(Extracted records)
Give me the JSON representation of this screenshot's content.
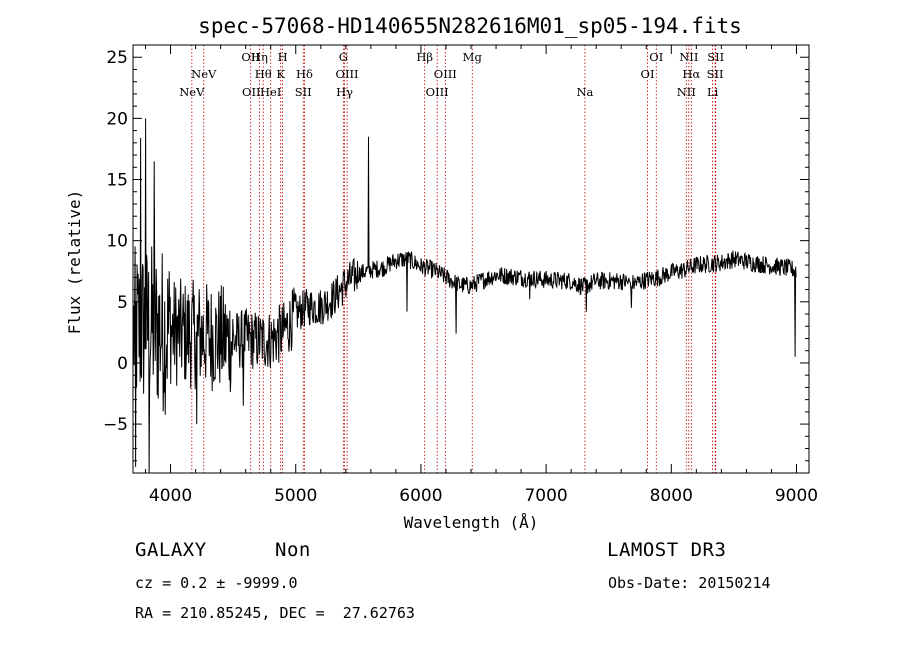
{
  "chart_data": {
    "type": "line",
    "title": "spec-57068-HD140655N282616M01_sp05-194.fits",
    "xlabel": "Wavelength (Å)",
    "ylabel": "Flux (relative)",
    "xlim": [
      3700,
      9100
    ],
    "ylim": [
      -9,
      26
    ],
    "xticks": [
      4000,
      5000,
      6000,
      7000,
      8000,
      9000
    ],
    "yticks": [
      -5,
      0,
      5,
      10,
      15,
      20,
      25
    ],
    "spectral_lines": [
      {
        "label": "NeV",
        "wave": 4170,
        "row": 3
      },
      {
        "label": "NeV",
        "wave": 4265,
        "row": 2
      },
      {
        "label": "OII",
        "wave": 4640,
        "row": 1
      },
      {
        "label": "OII",
        "wave": 4645,
        "row": 3
      },
      {
        "label": "Hη",
        "wave": 4710,
        "row": 1
      },
      {
        "label": "Hθ",
        "wave": 4740,
        "row": 2
      },
      {
        "label": "HeI",
        "wave": 4800,
        "row": 3
      },
      {
        "label": "H",
        "wave": 4895,
        "row": 1
      },
      {
        "label": "K",
        "wave": 4880,
        "row": 2
      },
      {
        "label": "Hδ",
        "wave": 5070,
        "row": 2
      },
      {
        "label": "SII",
        "wave": 5060,
        "row": 3
      },
      {
        "label": "G",
        "wave": 5380,
        "row": 1
      },
      {
        "label": "OIII",
        "wave": 5410,
        "row": 2
      },
      {
        "label": "Hγ",
        "wave": 5390,
        "row": 3
      },
      {
        "label": "Hβ",
        "wave": 6030,
        "row": 1
      },
      {
        "label": "OIII",
        "wave": 6130,
        "row": 3
      },
      {
        "label": "OIII",
        "wave": 6195,
        "row": 2
      },
      {
        "label": "Mg",
        "wave": 6410,
        "row": 1
      },
      {
        "label": "Na",
        "wave": 7310,
        "row": 3
      },
      {
        "label": "OI",
        "wave": 7880,
        "row": 1
      },
      {
        "label": "OI",
        "wave": 7810,
        "row": 2
      },
      {
        "label": "NII",
        "wave": 8140,
        "row": 1
      },
      {
        "label": "Hα",
        "wave": 8160,
        "row": 2
      },
      {
        "label": "NII",
        "wave": 8120,
        "row": 3
      },
      {
        "label": "SII",
        "wave": 8355,
        "row": 1
      },
      {
        "label": "SII",
        "wave": 8350,
        "row": 2
      },
      {
        "label": "Li",
        "wave": 8330,
        "row": 3
      }
    ],
    "series": [
      {
        "name": "flux",
        "anchors": [
          [
            3700,
            2.5
          ],
          [
            3800,
            3.0
          ],
          [
            3900,
            2.8
          ],
          [
            4000,
            2.6
          ],
          [
            4100,
            2.4
          ],
          [
            4200,
            2.3
          ],
          [
            4300,
            2.2
          ],
          [
            4400,
            2.0
          ],
          [
            4500,
            1.8
          ],
          [
            4600,
            2.0
          ],
          [
            4700,
            1.8
          ],
          [
            4800,
            1.9
          ],
          [
            4900,
            2.5
          ],
          [
            5000,
            4.0
          ],
          [
            5100,
            4.6
          ],
          [
            5200,
            4.6
          ],
          [
            5300,
            5.3
          ],
          [
            5400,
            6.5
          ],
          [
            5500,
            7.3
          ],
          [
            5600,
            7.6
          ],
          [
            5700,
            7.8
          ],
          [
            5800,
            8.4
          ],
          [
            5900,
            8.5
          ],
          [
            6000,
            7.9
          ],
          [
            6100,
            7.6
          ],
          [
            6200,
            7.0
          ],
          [
            6300,
            6.4
          ],
          [
            6400,
            6.3
          ],
          [
            6500,
            6.8
          ],
          [
            6600,
            7.2
          ],
          [
            6800,
            7.0
          ],
          [
            7000,
            6.8
          ],
          [
            7200,
            6.7
          ],
          [
            7300,
            6.2
          ],
          [
            7400,
            6.7
          ],
          [
            7600,
            6.7
          ],
          [
            7700,
            6.5
          ],
          [
            7800,
            6.8
          ],
          [
            7900,
            7.0
          ],
          [
            8000,
            7.4
          ],
          [
            8100,
            7.6
          ],
          [
            8200,
            8.0
          ],
          [
            8300,
            8.1
          ],
          [
            8400,
            8.2
          ],
          [
            8500,
            8.5
          ],
          [
            8700,
            8.1
          ],
          [
            8900,
            7.8
          ],
          [
            9000,
            7.6
          ]
        ],
        "features": [
          [
            3720,
            -8.5
          ],
          [
            3760,
            18.4
          ],
          [
            3800,
            20.0
          ],
          [
            3830,
            -9.0
          ],
          [
            3870,
            16.5
          ],
          [
            4210,
            -5.0
          ],
          [
            4580,
            -3.5
          ],
          [
            5580,
            18.5
          ],
          [
            5890,
            4.2
          ],
          [
            6280,
            2.4
          ],
          [
            6870,
            5.2
          ],
          [
            7320,
            4.2
          ],
          [
            7680,
            4.5
          ],
          [
            8990,
            0.5
          ]
        ]
      }
    ]
  },
  "footer": {
    "object_type": "GALAXY",
    "subclass": "Non",
    "survey": "LAMOST DR3",
    "cz": "cz = 0.2 ± -9999.0",
    "obs_date": "Obs-Date: 20150214",
    "coords": "RA = 210.85245, DEC =  27.62763"
  },
  "colors": {
    "axis": "#000000",
    "spectrum": "#000000",
    "line_marker": "#c00000"
  }
}
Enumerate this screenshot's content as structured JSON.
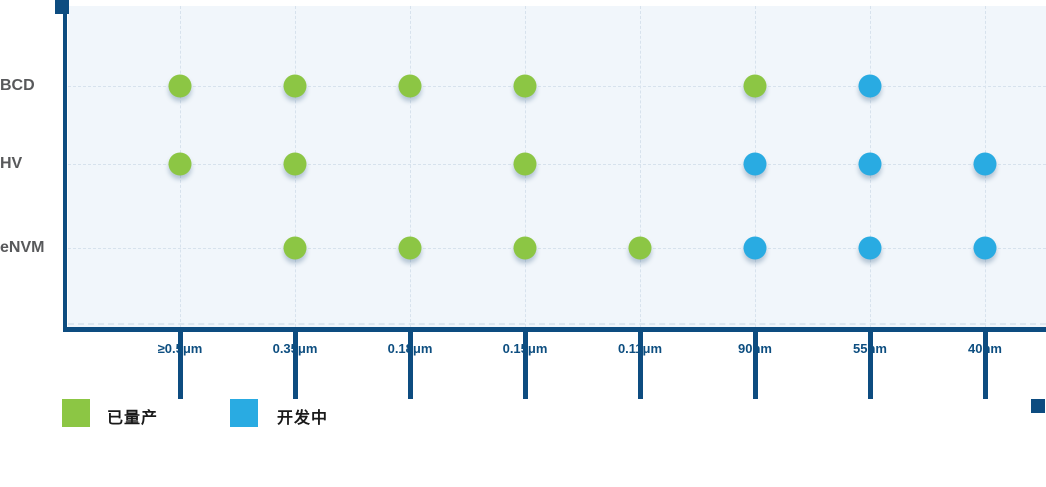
{
  "chart_data": {
    "type": "scatter",
    "title": "",
    "x_categories": [
      "≥0.5μm",
      "0.35μm",
      "0.18μm",
      "0.15μm",
      "0.11μm",
      "90nm",
      "55nm",
      "40nm"
    ],
    "y_categories": [
      "BCD",
      "HV",
      "eNVM"
    ],
    "matrix": [
      [
        "prod",
        "prod",
        "prod",
        "prod",
        null,
        "prod",
        "dev",
        null
      ],
      [
        "prod",
        "prod",
        null,
        "prod",
        null,
        "dev",
        "dev",
        "dev"
      ],
      [
        null,
        "prod",
        "prod",
        "prod",
        "prod",
        "dev",
        "dev",
        "dev"
      ]
    ],
    "status_labels": {
      "prod": "已量产",
      "dev": "开发中"
    },
    "legend": [
      {
        "key": "prod",
        "label": "已量产",
        "color": "#8CC644"
      },
      {
        "key": "dev",
        "label": "开发中",
        "color": "#29ABE2"
      }
    ],
    "legend_position": "bottom-left",
    "grid": true,
    "colors": {
      "prod": "#8CC644",
      "dev": "#29ABE2",
      "axis": "#0D4C80",
      "plot_background": "#F1F6FB",
      "gridline": "#D7E2ED",
      "x_label": "#0D4E80",
      "y_label": "#58595B",
      "legend_text": "#1A1A1A"
    }
  }
}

Task to complete
Reproduce the entries above word for word. Pictures stay out.

Output for this exercise
Give me the JSON representation of this screenshot's content.
{
  "chart_data": {
    "type": "line",
    "title": "spec-57068-HD140655N282616M01_sp05-194.fits",
    "xlabel": "Wavelength (Å)",
    "ylabel": "Flux (relative)",
    "xlim": [
      3700,
      9100
    ],
    "ylim": [
      -9,
      26
    ],
    "xticks": [
      4000,
      5000,
      6000,
      7000,
      8000,
      9000
    ],
    "yticks": [
      -5,
      0,
      5,
      10,
      15,
      20,
      25
    ],
    "spectral_lines": [
      {
        "label": "NeV",
        "wave": 4170,
        "row": 3
      },
      {
        "label": "NeV",
        "wave": 4265,
        "row": 2
      },
      {
        "label": "OII",
        "wave": 4640,
        "row": 1
      },
      {
        "label": "OII",
        "wave": 4645,
        "row": 3
      },
      {
        "label": "Hη",
        "wave": 4710,
        "row": 1
      },
      {
        "label": "Hθ",
        "wave": 4740,
        "row": 2
      },
      {
        "label": "HeI",
        "wave": 4800,
        "row": 3
      },
      {
        "label": "H",
        "wave": 4895,
        "row": 1
      },
      {
        "label": "K",
        "wave": 4880,
        "row": 2
      },
      {
        "label": "Hδ",
        "wave": 5070,
        "row": 2
      },
      {
        "label": "SII",
        "wave": 5060,
        "row": 3
      },
      {
        "label": "G",
        "wave": 5380,
        "row": 1
      },
      {
        "label": "OIII",
        "wave": 5410,
        "row": 2
      },
      {
        "label": "Hγ",
        "wave": 5390,
        "row": 3
      },
      {
        "label": "Hβ",
        "wave": 6030,
        "row": 1
      },
      {
        "label": "OIII",
        "wave": 6130,
        "row": 3
      },
      {
        "label": "OIII",
        "wave": 6195,
        "row": 2
      },
      {
        "label": "Mg",
        "wave": 6410,
        "row": 1
      },
      {
        "label": "Na",
        "wave": 7310,
        "row": 3
      },
      {
        "label": "OI",
        "wave": 7880,
        "row": 1
      },
      {
        "label": "OI",
        "wave": 7810,
        "row": 2
      },
      {
        "label": "NII",
        "wave": 8140,
        "row": 1
      },
      {
        "label": "Hα",
        "wave": 8160,
        "row": 2
      },
      {
        "label": "NII",
        "wave": 8120,
        "row": 3
      },
      {
        "label": "SII",
        "wave": 8355,
        "row": 1
      },
      {
        "label": "SII",
        "wave": 8350,
        "row": 2
      },
      {
        "label": "Li",
        "wave": 8330,
        "row": 3
      }
    ],
    "series": [
      {
        "name": "flux",
        "anchors": [
          [
            3700,
            2.5
          ],
          [
            3800,
            3.0
          ],
          [
            3900,
            2.8
          ],
          [
            4000,
            2.6
          ],
          [
            4100,
            2.4
          ],
          [
            4200,
            2.3
          ],
          [
            4300,
            2.2
          ],
          [
            4400,
            2.0
          ],
          [
            4500,
            1.8
          ],
          [
            4600,
            2.0
          ],
          [
            4700,
            1.8
          ],
          [
            4800,
            1.9
          ],
          [
            4900,
            2.5
          ],
          [
            5000,
            4.0
          ],
          [
            5100,
            4.6
          ],
          [
            5200,
            4.6
          ],
          [
            5300,
            5.3
          ],
          [
            5400,
            6.5
          ],
          [
            5500,
            7.3
          ],
          [
            5600,
            7.6
          ],
          [
            5700,
            7.8
          ],
          [
            5800,
            8.4
          ],
          [
            5900,
            8.5
          ],
          [
            6000,
            7.9
          ],
          [
            6100,
            7.6
          ],
          [
            6200,
            7.0
          ],
          [
            6300,
            6.4
          ],
          [
            6400,
            6.3
          ],
          [
            6500,
            6.8
          ],
          [
            6600,
            7.2
          ],
          [
            6800,
            7.0
          ],
          [
            7000,
            6.8
          ],
          [
            7200,
            6.7
          ],
          [
            7300,
            6.2
          ],
          [
            7400,
            6.7
          ],
          [
            7600,
            6.7
          ],
          [
            7700,
            6.5
          ],
          [
            7800,
            6.8
          ],
          [
            7900,
            7.0
          ],
          [
            8000,
            7.4
          ],
          [
            8100,
            7.6
          ],
          [
            8200,
            8.0
          ],
          [
            8300,
            8.1
          ],
          [
            8400,
            8.2
          ],
          [
            8500,
            8.5
          ],
          [
            8700,
            8.1
          ],
          [
            8900,
            7.8
          ],
          [
            9000,
            7.6
          ]
        ],
        "features": [
          [
            3720,
            -8.5
          ],
          [
            3760,
            18.4
          ],
          [
            3800,
            20.0
          ],
          [
            3830,
            -9.0
          ],
          [
            3870,
            16.5
          ],
          [
            4210,
            -5.0
          ],
          [
            4580,
            -3.5
          ],
          [
            5580,
            18.5
          ],
          [
            5890,
            4.2
          ],
          [
            6280,
            2.4
          ],
          [
            6870,
            5.2
          ],
          [
            7320,
            4.2
          ],
          [
            7680,
            4.5
          ],
          [
            8990,
            0.5
          ]
        ]
      }
    ]
  },
  "footer": {
    "object_type": "GALAXY",
    "subclass": "Non",
    "survey": "LAMOST DR3",
    "cz": "cz = 0.2 ± -9999.0",
    "obs_date": "Obs-Date: 20150214",
    "coords": "RA = 210.85245, DEC =  27.62763"
  },
  "colors": {
    "axis": "#000000",
    "spectrum": "#000000",
    "line_marker": "#c00000"
  }
}
Enumerate this screenshot's content as structured JSON.
{
  "chart_data": {
    "type": "scatter",
    "title": "",
    "x_categories": [
      "≥0.5μm",
      "0.35μm",
      "0.18μm",
      "0.15μm",
      "0.11μm",
      "90nm",
      "55nm",
      "40nm"
    ],
    "y_categories": [
      "BCD",
      "HV",
      "eNVM"
    ],
    "matrix": [
      [
        "prod",
        "prod",
        "prod",
        "prod",
        null,
        "prod",
        "dev",
        null
      ],
      [
        "prod",
        "prod",
        null,
        "prod",
        null,
        "dev",
        "dev",
        "dev"
      ],
      [
        null,
        "prod",
        "prod",
        "prod",
        "prod",
        "dev",
        "dev",
        "dev"
      ]
    ],
    "status_labels": {
      "prod": "已量产",
      "dev": "开发中"
    },
    "legend": [
      {
        "key": "prod",
        "label": "已量产",
        "color": "#8CC644"
      },
      {
        "key": "dev",
        "label": "开发中",
        "color": "#29ABE2"
      }
    ],
    "legend_position": "bottom-left",
    "grid": true,
    "colors": {
      "prod": "#8CC644",
      "dev": "#29ABE2",
      "axis": "#0D4C80",
      "plot_background": "#F1F6FB",
      "gridline": "#D7E2ED",
      "x_label": "#0D4E80",
      "y_label": "#58595B",
      "legend_text": "#1A1A1A"
    }
  }
}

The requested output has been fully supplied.